TASK BRIEF:
Write every entry out again exactly, please, and skip the pictures.

-- start of LISTED RECORDS --

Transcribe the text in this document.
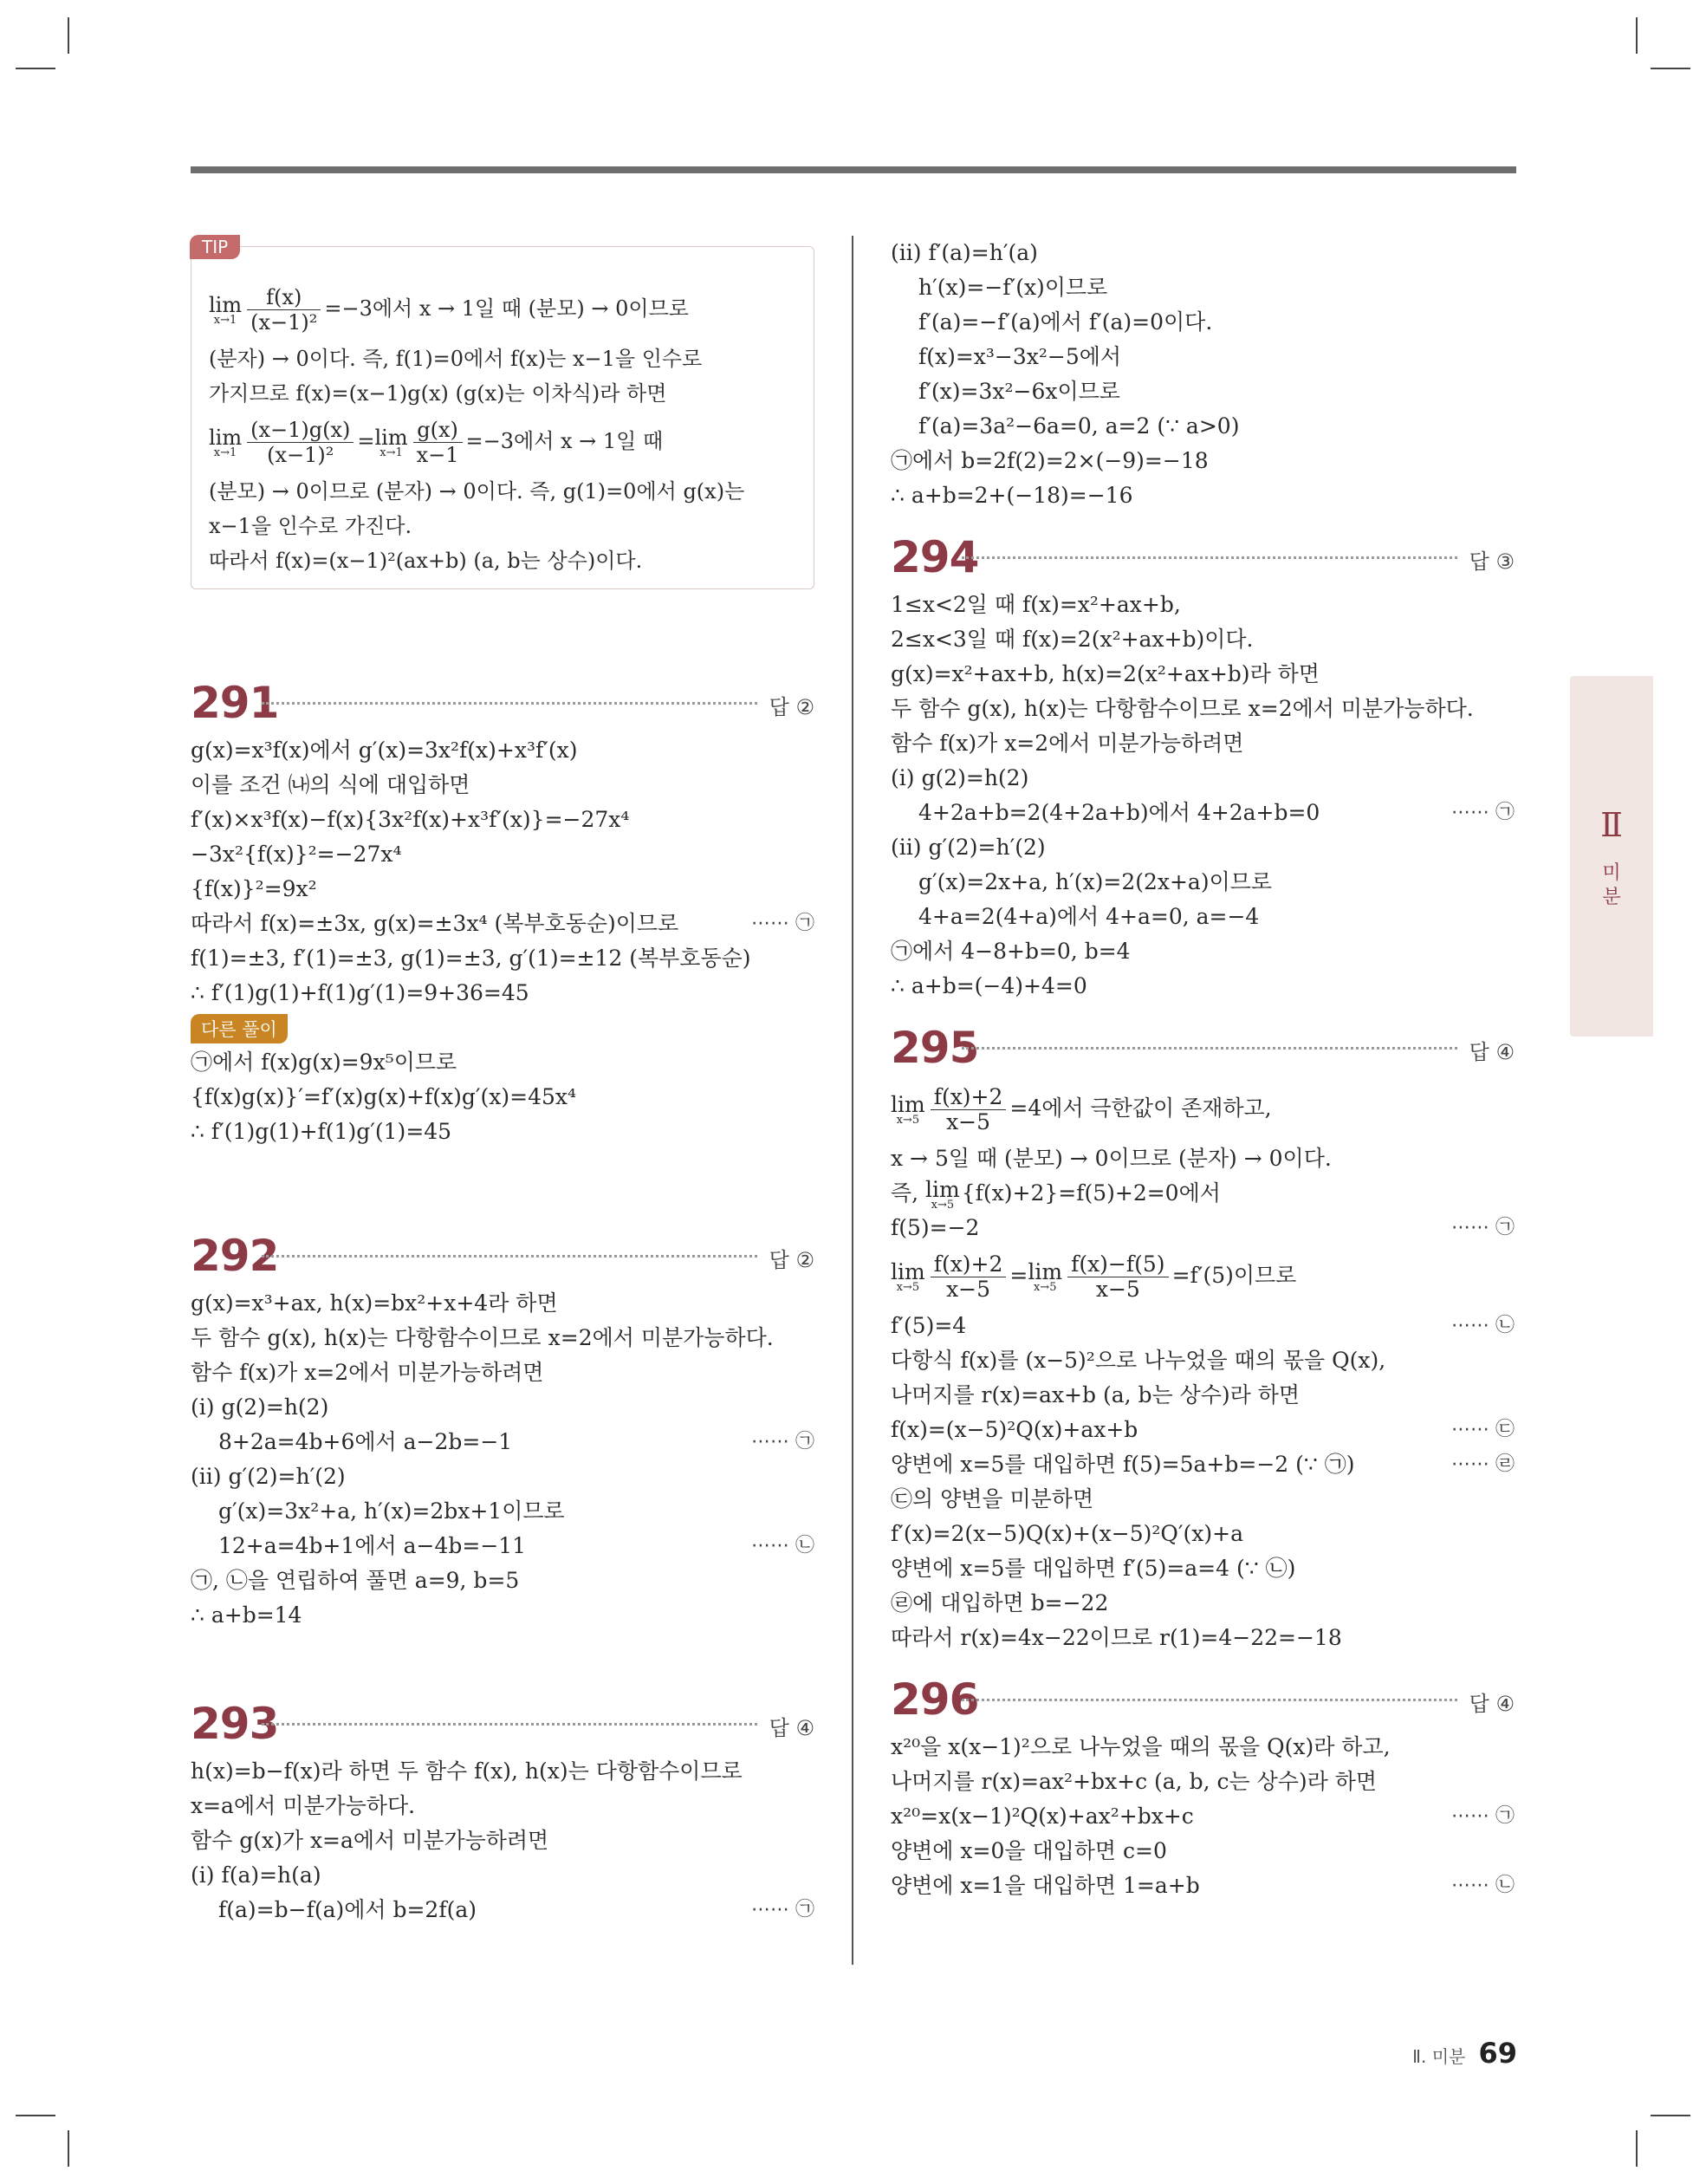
TIP
lim
$x\to 1 \frac{f(x)}{\text{(x−1)²}} =-3$에서 x → 1일 때 (분모) → 0이므로
(분자) → 0이다. 즉, f(1)=0에서 f(x)는 x−1을 인수로
가지므로 f(x)=(x−1)g(x) (g(x)는 이차식)라 하면
lim
$x\to 1 \frac{(x-1)g(x)}{\text{(x−1)²}} = \lim$
$x\to 1 \frac{g(x)}{x-1} =-3$에서 x → 1일 때
(분모) → 0이므로 (분자) → 0이다. 즉, g(1)=0에서 g(x)는
x−1을 인수로 가진다.
따라서 f(x)=(x−1)²(ax+b) (a, b는 상수)이다.
291	답 ②
g(x)=x³f(x)에서 g′(x)=3x²f(x)+x³f′(x)
이를 조건 ㈏의 식에 대입하면
f′(x)×x³f(x)−f(x){3x²f(x)+x³f′(x)}=−27x⁴
−3x²{f(x)}²=−27x⁴
{f(x)}²=9x²
따라서 f(x)=±3x, g(x)=±3x⁴ (복부호동순)이므로	⋯⋯ ㉠
f(1)=±3, f′(1)=±3, g(1)=±3, g′(1)=±12 (복부호동순)
∴ f′(1)g(1)+f(1)g′(1)=9+36=45
다른 풀이
㉠에서 f(x)g(x)=9x⁵이므로
{f(x)g(x)}′=f′(x)g(x)+f(x)g′(x)=45x⁴
∴ f′(1)g(1)+f(1)g′(1)=45
292	답 ②
g(x)=x³+ax, h(x)=bx²+x+4라 하면
두 함수 g(x), h(x)는 다항함수이므로 x=2에서 미분가능하다.
함수 f(x)가 x=2에서 미분가능하려면
(i) g(2)=h(2)
8+2a=4b+6에서 a−2b=−1	⋯⋯ ㉠
(ii) g′(2)=h′(2)
g′(x)=3x²+a, h′(x)=2bx+1이므로
12+a=4b+1에서 a−4b=−11	⋯⋯ ㉡
㉠, ㉡을 연립하여 풀면 a=9, b=5
∴ a+b=14
293	답 ④
h(x)=b−f(x)라 하면 두 함수 f(x), h(x)는 다항함수이므로
x=a에서 미분가능하다.
함수 g(x)가 x=a에서 미분가능하려면
(i) f(a)=h(a)
f(a)=b−f(a)에서 b=2f(a)	⋯⋯ ㉠
(ii) f′(a)=h′(a)
h′(x)=−f′(x)이므로
f′(a)=−f′(a)에서 f′(a)=0이다.
f(x)=x³−3x²−5에서
f′(x)=3x²−6x이므로
f′(a)=3a²−6a=0, a=2 (∵ a>0)
㉠에서 b=2f(2)=2×(−9)=−18
∴ a+b=2+(−18)=−16
294	답 ③
1≤x<2일 때 f(x)=x²+ax+b,
2≤x<3일 때 f(x)=2(x²+ax+b)이다.
g(x)=x²+ax+b, h(x)=2(x²+ax+b)라 하면
두 함수 g(x), h(x)는 다항함수이므로 x=2에서 미분가능하다.
함수 f(x)가 x=2에서 미분가능하려면
(i) g(2)=h(2)
4+2a+b=2(4+2a+b)에서 4+2a+b=0	⋯⋯ ㉠
(ii) g′(2)=h′(2)
g′(x)=2x+a, h′(x)=2(2x+a)이므로
4+a=2(4+a)에서 4+a=0, a=−4
㉠에서 4−8+b=0, b=4
∴ a+b=(−4)+4=0
295	답 ④
lim
$x\to 5 \frac{f(x)+2}{x-5} =4$에서 극한값이 존재하고,
x → 5일 때 (분모) → 0이므로 (분자) → 0이다.
즉, lim
x→5 {f(x)+2}=f(5)+2=0에서
f(5)=−2	⋯⋯ ㉠
lim
$x\to 5 \frac{f(x)+2}{x-5} = \lim$
$x\to 5 \frac{f(x)-f(5)}{x-5} =f'(5)$이므로
f′(5)=4	⋯⋯ ㉡
다항식 f(x)를 (x−5)²으로 나누었을 때의 몫을 Q(x),
나머지를 r(x)=ax+b (a, b는 상수)라 하면
f(x)=(x−5)²Q(x)+ax+b	⋯⋯ ㉢
양변에 x=5를 대입하면 f(5)=5a+b=−2 (∵ ㉠)	⋯⋯ ㉣
㉢의 양변을 미분하면
f′(x)=2(x−5)Q(x)+(x−5)²Q′(x)+a
양변에 x=5를 대입하면 f′(5)=a=4 (∵ ㉡)
㉣에 대입하면 b=−22
따라서 r(x)=4x−22이므로 r(1)=4−22=−18
296	답 ④
x²⁰을 x(x−1)²으로 나누었을 때의 몫을 Q(x)라 하고,
나머지를 r(x)=ax²+bx+c (a, b, c는 상수)라 하면
x²⁰=x(x−1)²Q(x)+ax²+bx+c	⋯⋯ ㉠
양변에 x=0을 대입하면 c=0
양변에 x=1을 대입하면 1=a+b	⋯⋯ ㉡
Ⅱ
미
분
Ⅱ. 미분 69
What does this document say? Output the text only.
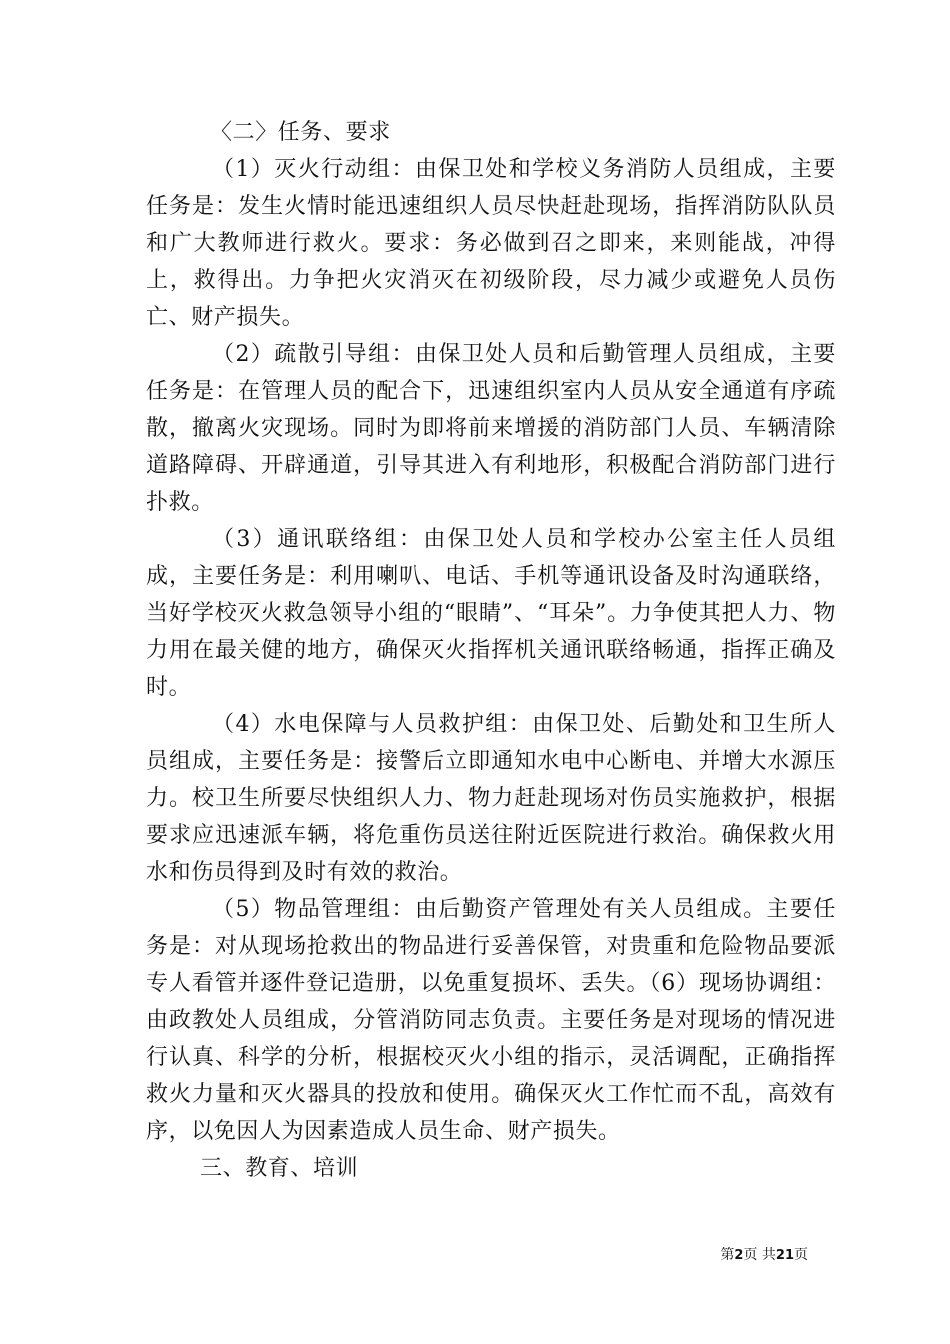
〈二〉任务、要求

（1）灭火行动组：由保卫处和学校义务消防人员组成，主要任务是：发生火情时能迅速组织人员尽快赶赴现场，指挥消防队队员和广大教师进行救火。要求：务必做到召之即来，来则能战，冲得上，救得出。力争把火灾消灭在初级阶段，尽力减少或避免人员伤亡、财产损失。

（2）疏散引导组：由保卫处人员和后勤管理人员组成，主要任务是：在管理人员的配合下，迅速组织室内人员从安全通道有序疏散，撤离火灾现场。同时为即将前来增援的消防部门人员、车辆清除道路障碍、开辟通道，引导其进入有利地形，积极配合消防部门进行扑救。

（3）通讯联络组：由保卫处人员和学校办公室主任人员组成，主要任务是：利用喇叭、电话、手机等通讯设备及时沟通联络，当好学校灭火救急领导小组的“眼睛”、“耳朵”。力争使其把人力、物力用在最关健的地方，确保灭火指挥机关通讯联络畅通，指挥正确及时。

（4）水电保障与人员救护组：由保卫处、后勤处和卫生所人员组成，主要任务是：接警后立即通知水电中心断电、并增大水源压力。校卫生所要尽快组织人力、物力赶赴现场对伤员实施救护，根据要求应迅速派车辆，将危重伤员送往附近医院进行救治。确保救火用水和伤员得到及时有效的救治。

（5）物品管理组：由后勤资产管理处有关人员组成。主要任务是：对从现场抢救出的物品进行妥善保管，对贵重和危险物品要派专人看管并逐件登记造册，以免重复损坏、丢失。（6）现场协调组：由政教处人员组成，分管消防同志负责。主要任务是对现场的情况进行认真、科学的分析，根据校灭火小组的指示，灵活调配，正确指挥救火力量和灭火器具的投放和使用。确保灭火工作忙而不乱，高效有序，以免因人为因素造成人员生命、财产损失。

三、教育、培训

第2页 共21页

-- end of LISTED RECORDS --

OUTPUT FOR THIS EXERCISE:
Transcribe the text in this document.
TIP
lim
$x\to 1 \frac{f(x)}{\text{(x−1)²}} =-3$에서 x → 1일 때 (분모) → 0이므로
(분자) → 0이다. 즉, f(1)=0에서 f(x)는 x−1을 인수로
가지므로 f(x)=(x−1)g(x) (g(x)는 이차식)라 하면
lim
$x\to 1 \frac{(x-1)g(x)}{\text{(x−1)²}} = \lim$
$x\to 1 \frac{g(x)}{x-1} =-3$에서 x → 1일 때
(분모) → 0이므로 (분자) → 0이다. 즉, g(1)=0에서 g(x)는
x−1을 인수로 가진다.
따라서 f(x)=(x−1)²(ax+b) (a, b는 상수)이다.
291	답 ②
g(x)=x³f(x)에서 g′(x)=3x²f(x)+x³f′(x)
이를 조건 ㈏의 식에 대입하면
f′(x)×x³f(x)−f(x){3x²f(x)+x³f′(x)}=−27x⁴
−3x²{f(x)}²=−27x⁴
{f(x)}²=9x²
따라서 f(x)=±3x, g(x)=±3x⁴ (복부호동순)이므로	⋯⋯ ㉠
f(1)=±3, f′(1)=±3, g(1)=±3, g′(1)=±12 (복부호동순)
∴ f′(1)g(1)+f(1)g′(1)=9+36=45
다른 풀이
㉠에서 f(x)g(x)=9x⁵이므로
{f(x)g(x)}′=f′(x)g(x)+f(x)g′(x)=45x⁴
∴ f′(1)g(1)+f(1)g′(1)=45
292	답 ②
g(x)=x³+ax, h(x)=bx²+x+4라 하면
두 함수 g(x), h(x)는 다항함수이므로 x=2에서 미분가능하다.
함수 f(x)가 x=2에서 미분가능하려면
(i) g(2)=h(2)
8+2a=4b+6에서 a−2b=−1	⋯⋯ ㉠
(ii) g′(2)=h′(2)
g′(x)=3x²+a, h′(x)=2bx+1이므로
12+a=4b+1에서 a−4b=−11	⋯⋯ ㉡
㉠, ㉡을 연립하여 풀면 a=9, b=5
∴ a+b=14
293	답 ④
h(x)=b−f(x)라 하면 두 함수 f(x), h(x)는 다항함수이므로
x=a에서 미분가능하다.
함수 g(x)가 x=a에서 미분가능하려면
(i) f(a)=h(a)
f(a)=b−f(a)에서 b=2f(a)	⋯⋯ ㉠
(ii) f′(a)=h′(a)
h′(x)=−f′(x)이므로
f′(a)=−f′(a)에서 f′(a)=0이다.
f(x)=x³−3x²−5에서
f′(x)=3x²−6x이므로
f′(a)=3a²−6a=0, a=2 (∵ a>0)
㉠에서 b=2f(2)=2×(−9)=−18
∴ a+b=2+(−18)=−16
294	답 ③
1≤x<2일 때 f(x)=x²+ax+b,
2≤x<3일 때 f(x)=2(x²+ax+b)이다.
g(x)=x²+ax+b, h(x)=2(x²+ax+b)라 하면
두 함수 g(x), h(x)는 다항함수이므로 x=2에서 미분가능하다.
함수 f(x)가 x=2에서 미분가능하려면
(i) g(2)=h(2)
4+2a+b=2(4+2a+b)에서 4+2a+b=0	⋯⋯ ㉠
(ii) g′(2)=h′(2)
g′(x)=2x+a, h′(x)=2(2x+a)이므로
4+a=2(4+a)에서 4+a=0, a=−4
㉠에서 4−8+b=0, b=4
∴ a+b=(−4)+4=0
295	답 ④
lim
$x\to 5 \frac{f(x)+2}{x-5} =4$에서 극한값이 존재하고,
x → 5일 때 (분모) → 0이므로 (분자) → 0이다.
즉, lim
x→5 {f(x)+2}=f(5)+2=0에서
f(5)=−2	⋯⋯ ㉠
lim
$x\to 5 \frac{f(x)+2}{x-5} = \lim$
$x\to 5 \frac{f(x)-f(5)}{x-5} =f'(5)$이므로
f′(5)=4	⋯⋯ ㉡
다항식 f(x)를 (x−5)²으로 나누었을 때의 몫을 Q(x),
나머지를 r(x)=ax+b (a, b는 상수)라 하면
f(x)=(x−5)²Q(x)+ax+b	⋯⋯ ㉢
양변에 x=5를 대입하면 f(5)=5a+b=−2 (∵ ㉠)	⋯⋯ ㉣
㉢의 양변을 미분하면
f′(x)=2(x−5)Q(x)+(x−5)²Q′(x)+a
양변에 x=5를 대입하면 f′(5)=a=4 (∵ ㉡)
㉣에 대입하면 b=−22
따라서 r(x)=4x−22이므로 r(1)=4−22=−18
296	답 ④
x²⁰을 x(x−1)²으로 나누었을 때의 몫을 Q(x)라 하고,
나머지를 r(x)=ax²+bx+c (a, b, c는 상수)라 하면
x²⁰=x(x−1)²Q(x)+ax²+bx+c	⋯⋯ ㉠
양변에 x=0을 대입하면 c=0
양변에 x=1을 대입하면 1=a+b	⋯⋯ ㉡
Ⅱ
미
분
Ⅱ. 미분 69
What does this document say? Output the text only.
〈二〉任务、要求

（1）灭火行动组：由保卫处和学校义务消防人员组成，主要任务是：发生火情时能迅速组织人员尽快赶赴现场，指挥消防队队员和广大教师进行救火。要求：务必做到召之即来，来则能战，冲得上，救得出。力争把火灾消灭在初级阶段，尽力减少或避免人员伤亡、财产损失。

（2）疏散引导组：由保卫处人员和后勤管理人员组成，主要任务是：在管理人员的配合下，迅速组织室内人员从安全通道有序疏散，撤离火灾现场。同时为即将前来增援的消防部门人员、车辆清除道路障碍、开辟通道，引导其进入有利地形，积极配合消防部门进行扑救。

（3）通讯联络组：由保卫处人员和学校办公室主任人员组成，主要任务是：利用喇叭、电话、手机等通讯设备及时沟通联络，当好学校灭火救急领导小组的“眼睛”、“耳朵”。力争使其把人力、物力用在最关健的地方，确保灭火指挥机关通讯联络畅通，指挥正确及时。

（4）水电保障与人员救护组：由保卫处、后勤处和卫生所人员组成，主要任务是：接警后立即通知水电中心断电、并增大水源压力。校卫生所要尽快组织人力、物力赶赴现场对伤员实施救护，根据要求应迅速派车辆，将危重伤员送往附近医院进行救治。确保救火用水和伤员得到及时有效的救治。

（5）物品管理组：由后勤资产管理处有关人员组成。主要任务是：对从现场抢救出的物品进行妥善保管，对贵重和危险物品要派专人看管并逐件登记造册，以免重复损坏、丢失。（6）现场协调组：由政教处人员组成，分管消防同志负责。主要任务是对现场的情况进行认真、科学的分析，根据校灭火小组的指示，灵活调配，正确指挥救火力量和灭火器具的投放和使用。确保灭火工作忙而不乱，高效有序，以免因人为因素造成人员生命、财产损失。

三、教育、培训

第2页 共21页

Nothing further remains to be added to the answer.